• _The task_
Search the data below for the string "subkanálu". Extract every line that contains it.

[Data records]
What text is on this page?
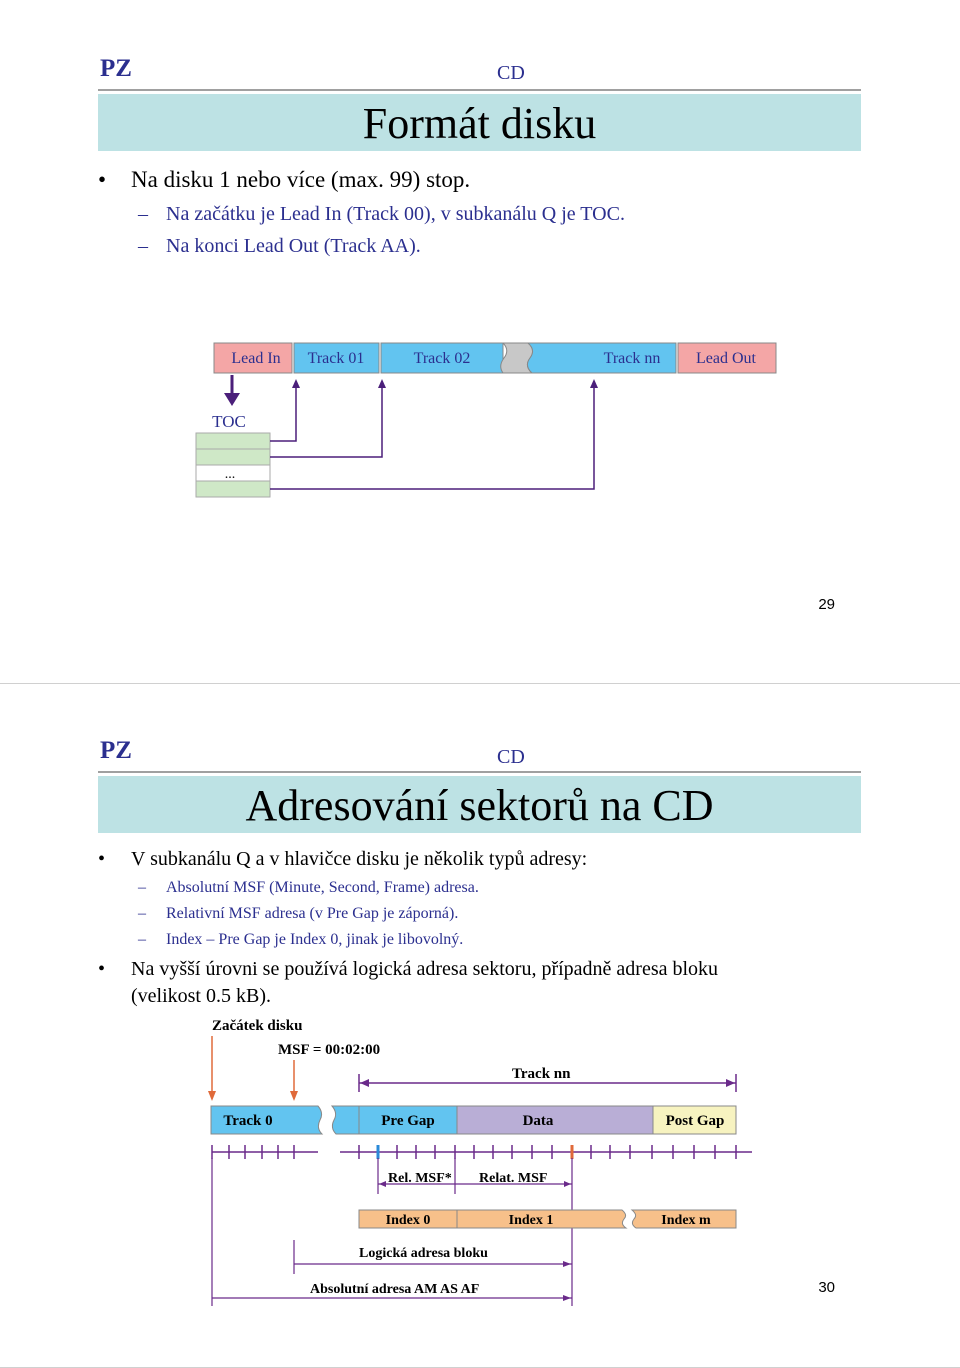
PZ	CD
Formát disku
• Na disku 1 nebo více (max. 99) stop.
– Na začátku je Lead In (Track 00), v subkanálu Q je TOC.
– Na konci Lead Out (Track AA).
Lead In Track 01	Track 02	Track nn Lead Out
TOC
...
29
PZ	CD
Adresování sektorů na CD
• V subkanálu Q a v hlavičce disku je několik typů adresy:
– Absolutní MSF (Minute, Second, Frame) adresa.
– Relativní MSF adresa (v Pre Gap je záporná).
– Index – Pre Gap je Index 0, jinak je libovolný.
• Na vyšší úrovni se používá logická adresa sektoru, případně adresa bloku
(velikost 0.5 kB).
Začátek disku
MSF = 00:02:00
Track nn
Track 0	Pre Gap	Data	Post Gap
Rel. MSF* Relat. MSF
Index 0	Index 1	Index m
Logická adresa bloku
Absolutní adresa AM AS AF	30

• _Reply to the exercise_
– Na začátku je Lead In (Track 00), v subkanálu Q je TOC.
• V subkanálu Q a v hlavičce disku je několik typů adresy:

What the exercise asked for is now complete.